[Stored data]
* * *

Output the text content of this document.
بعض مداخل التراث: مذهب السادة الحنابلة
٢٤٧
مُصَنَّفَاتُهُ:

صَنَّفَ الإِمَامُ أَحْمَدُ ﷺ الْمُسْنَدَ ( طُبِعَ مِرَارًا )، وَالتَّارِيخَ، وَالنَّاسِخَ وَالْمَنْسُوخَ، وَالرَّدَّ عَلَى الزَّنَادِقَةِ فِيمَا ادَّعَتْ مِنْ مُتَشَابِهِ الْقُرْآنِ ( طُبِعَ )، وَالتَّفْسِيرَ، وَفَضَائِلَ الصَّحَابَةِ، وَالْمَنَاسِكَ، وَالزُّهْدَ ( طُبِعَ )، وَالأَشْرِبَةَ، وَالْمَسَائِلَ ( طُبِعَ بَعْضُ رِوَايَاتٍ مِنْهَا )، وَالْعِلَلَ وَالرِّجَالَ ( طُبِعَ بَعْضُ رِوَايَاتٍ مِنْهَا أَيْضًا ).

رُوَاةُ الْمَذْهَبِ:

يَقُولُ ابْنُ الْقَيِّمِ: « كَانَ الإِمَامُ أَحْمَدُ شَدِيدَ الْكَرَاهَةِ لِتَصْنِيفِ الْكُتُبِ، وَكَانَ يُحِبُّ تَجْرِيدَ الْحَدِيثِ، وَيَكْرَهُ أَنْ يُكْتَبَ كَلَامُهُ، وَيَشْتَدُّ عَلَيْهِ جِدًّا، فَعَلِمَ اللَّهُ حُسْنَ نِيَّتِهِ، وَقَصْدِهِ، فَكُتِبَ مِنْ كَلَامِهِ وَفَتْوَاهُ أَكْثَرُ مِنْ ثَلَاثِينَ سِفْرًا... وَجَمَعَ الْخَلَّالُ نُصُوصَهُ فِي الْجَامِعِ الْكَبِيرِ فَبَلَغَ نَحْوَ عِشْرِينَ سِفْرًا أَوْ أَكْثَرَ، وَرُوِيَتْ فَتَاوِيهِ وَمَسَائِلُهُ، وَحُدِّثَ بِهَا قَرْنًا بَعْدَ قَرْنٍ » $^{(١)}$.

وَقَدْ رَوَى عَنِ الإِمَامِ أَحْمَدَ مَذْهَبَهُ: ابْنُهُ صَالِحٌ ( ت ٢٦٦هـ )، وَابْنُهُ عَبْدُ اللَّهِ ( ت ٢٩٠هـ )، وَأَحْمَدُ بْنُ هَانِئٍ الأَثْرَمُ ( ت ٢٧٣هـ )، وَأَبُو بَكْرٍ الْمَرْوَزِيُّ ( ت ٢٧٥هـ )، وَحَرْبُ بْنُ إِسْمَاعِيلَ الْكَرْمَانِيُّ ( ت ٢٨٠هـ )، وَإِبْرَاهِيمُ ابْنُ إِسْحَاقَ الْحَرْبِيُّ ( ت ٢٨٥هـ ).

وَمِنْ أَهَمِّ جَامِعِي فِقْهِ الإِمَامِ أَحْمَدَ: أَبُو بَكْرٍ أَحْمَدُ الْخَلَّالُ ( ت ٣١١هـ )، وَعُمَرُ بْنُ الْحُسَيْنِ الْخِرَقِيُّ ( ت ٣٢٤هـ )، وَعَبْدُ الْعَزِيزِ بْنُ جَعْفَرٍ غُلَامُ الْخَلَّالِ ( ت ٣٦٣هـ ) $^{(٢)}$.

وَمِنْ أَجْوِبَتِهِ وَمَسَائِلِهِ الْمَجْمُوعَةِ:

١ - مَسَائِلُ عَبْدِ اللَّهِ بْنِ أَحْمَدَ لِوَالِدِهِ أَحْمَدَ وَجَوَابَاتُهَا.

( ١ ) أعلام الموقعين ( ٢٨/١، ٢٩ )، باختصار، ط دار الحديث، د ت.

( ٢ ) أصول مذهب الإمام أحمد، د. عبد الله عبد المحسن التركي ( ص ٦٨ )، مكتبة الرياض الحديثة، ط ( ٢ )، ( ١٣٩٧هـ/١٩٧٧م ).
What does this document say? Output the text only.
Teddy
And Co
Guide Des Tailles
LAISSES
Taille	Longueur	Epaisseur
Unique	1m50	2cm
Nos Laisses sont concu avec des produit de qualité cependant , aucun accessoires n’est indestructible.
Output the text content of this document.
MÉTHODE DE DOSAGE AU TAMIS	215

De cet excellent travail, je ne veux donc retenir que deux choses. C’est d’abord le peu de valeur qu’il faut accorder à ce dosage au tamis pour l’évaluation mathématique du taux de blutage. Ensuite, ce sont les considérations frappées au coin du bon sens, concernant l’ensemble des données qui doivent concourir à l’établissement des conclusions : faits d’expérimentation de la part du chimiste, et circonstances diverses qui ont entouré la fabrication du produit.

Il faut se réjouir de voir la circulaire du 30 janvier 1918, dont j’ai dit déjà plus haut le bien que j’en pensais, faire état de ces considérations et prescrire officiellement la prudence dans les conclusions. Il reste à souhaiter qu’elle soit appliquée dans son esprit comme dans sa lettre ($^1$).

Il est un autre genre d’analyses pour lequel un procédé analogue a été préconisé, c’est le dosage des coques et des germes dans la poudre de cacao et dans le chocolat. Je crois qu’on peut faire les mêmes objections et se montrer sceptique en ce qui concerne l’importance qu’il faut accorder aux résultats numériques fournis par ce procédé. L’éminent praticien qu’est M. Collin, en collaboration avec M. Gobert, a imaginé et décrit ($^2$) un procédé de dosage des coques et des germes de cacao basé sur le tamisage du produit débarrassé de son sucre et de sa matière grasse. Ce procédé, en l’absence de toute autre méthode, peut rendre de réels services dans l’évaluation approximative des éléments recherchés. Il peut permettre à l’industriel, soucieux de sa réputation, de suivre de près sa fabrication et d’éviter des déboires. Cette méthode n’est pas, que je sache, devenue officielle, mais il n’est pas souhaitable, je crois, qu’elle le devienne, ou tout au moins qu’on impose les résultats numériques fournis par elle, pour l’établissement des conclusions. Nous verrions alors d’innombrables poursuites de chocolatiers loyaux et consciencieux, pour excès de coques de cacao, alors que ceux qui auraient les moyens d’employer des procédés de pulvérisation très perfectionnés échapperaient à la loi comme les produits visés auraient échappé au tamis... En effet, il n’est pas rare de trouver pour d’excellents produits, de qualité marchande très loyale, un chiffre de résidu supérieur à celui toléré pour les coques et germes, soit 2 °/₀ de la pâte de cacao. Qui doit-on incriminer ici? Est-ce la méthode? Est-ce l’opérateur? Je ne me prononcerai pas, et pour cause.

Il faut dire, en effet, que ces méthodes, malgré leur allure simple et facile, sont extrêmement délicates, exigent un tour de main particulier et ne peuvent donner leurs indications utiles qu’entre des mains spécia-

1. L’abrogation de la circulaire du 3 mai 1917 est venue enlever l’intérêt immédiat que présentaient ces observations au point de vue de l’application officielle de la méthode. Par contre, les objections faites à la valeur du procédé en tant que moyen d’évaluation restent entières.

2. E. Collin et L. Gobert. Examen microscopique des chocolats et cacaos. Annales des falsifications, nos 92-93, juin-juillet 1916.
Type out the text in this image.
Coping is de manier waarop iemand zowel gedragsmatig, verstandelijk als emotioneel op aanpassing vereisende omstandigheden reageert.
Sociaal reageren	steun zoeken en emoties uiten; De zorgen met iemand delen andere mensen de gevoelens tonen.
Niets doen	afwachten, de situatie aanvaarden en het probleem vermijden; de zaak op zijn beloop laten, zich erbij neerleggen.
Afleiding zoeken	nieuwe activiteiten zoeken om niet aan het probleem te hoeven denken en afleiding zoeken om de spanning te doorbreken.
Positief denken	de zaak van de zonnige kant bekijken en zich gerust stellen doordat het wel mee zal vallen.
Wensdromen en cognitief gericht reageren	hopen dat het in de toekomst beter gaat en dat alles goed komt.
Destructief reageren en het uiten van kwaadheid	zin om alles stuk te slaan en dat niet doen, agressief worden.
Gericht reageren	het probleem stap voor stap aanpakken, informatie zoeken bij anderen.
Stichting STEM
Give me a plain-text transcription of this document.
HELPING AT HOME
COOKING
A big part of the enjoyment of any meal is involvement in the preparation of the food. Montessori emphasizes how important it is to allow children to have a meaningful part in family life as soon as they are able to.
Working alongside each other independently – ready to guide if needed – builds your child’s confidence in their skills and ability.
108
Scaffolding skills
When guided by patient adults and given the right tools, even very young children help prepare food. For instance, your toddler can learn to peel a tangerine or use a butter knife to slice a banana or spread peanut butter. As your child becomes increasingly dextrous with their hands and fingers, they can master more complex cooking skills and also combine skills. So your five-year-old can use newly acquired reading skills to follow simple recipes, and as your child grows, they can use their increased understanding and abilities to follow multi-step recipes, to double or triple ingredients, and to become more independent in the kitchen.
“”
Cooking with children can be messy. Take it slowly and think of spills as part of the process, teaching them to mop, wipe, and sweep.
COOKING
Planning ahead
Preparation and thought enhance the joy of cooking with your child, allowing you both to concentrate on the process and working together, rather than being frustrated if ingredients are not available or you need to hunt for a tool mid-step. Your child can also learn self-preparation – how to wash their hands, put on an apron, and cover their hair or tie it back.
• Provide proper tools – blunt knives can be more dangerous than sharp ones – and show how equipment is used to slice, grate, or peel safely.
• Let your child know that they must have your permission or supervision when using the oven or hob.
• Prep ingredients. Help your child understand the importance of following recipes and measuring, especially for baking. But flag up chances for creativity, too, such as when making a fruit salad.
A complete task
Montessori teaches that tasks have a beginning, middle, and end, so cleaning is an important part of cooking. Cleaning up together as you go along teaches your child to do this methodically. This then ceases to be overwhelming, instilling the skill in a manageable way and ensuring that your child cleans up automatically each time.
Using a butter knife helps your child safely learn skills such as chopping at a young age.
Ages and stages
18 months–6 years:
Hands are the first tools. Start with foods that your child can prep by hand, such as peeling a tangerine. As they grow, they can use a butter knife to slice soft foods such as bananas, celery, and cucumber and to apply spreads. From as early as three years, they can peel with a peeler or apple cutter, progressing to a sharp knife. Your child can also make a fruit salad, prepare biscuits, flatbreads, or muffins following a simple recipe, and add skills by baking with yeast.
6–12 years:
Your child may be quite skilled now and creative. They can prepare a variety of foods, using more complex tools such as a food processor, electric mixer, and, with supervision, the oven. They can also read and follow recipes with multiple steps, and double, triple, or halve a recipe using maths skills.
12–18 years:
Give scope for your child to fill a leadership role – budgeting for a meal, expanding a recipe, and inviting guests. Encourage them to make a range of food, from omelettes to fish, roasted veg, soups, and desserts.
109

* * *

Look through the data and gather every line with the string "fruit" in it.

# The solution
• Prep ingredients. Help your child understand the importance of following recipes and measuring, especially for baking. But flag up chances for creativity, too, such as when making a fruit salad.
Hands are the first tools. Start with foods that your child can prep by hand, such as peeling a tangerine. As they grow, they can use a butter knife to slice soft foods such as bananas, celery, and cucumber and to apply spreads. From as early as three years, they can peel with a peeler or apple cutter, progressing to a sharp knife. Your child can also make a fruit salad, prepare biscuits, flatbreads, or muffins following a simple recipe, and add skills by baking with yeast.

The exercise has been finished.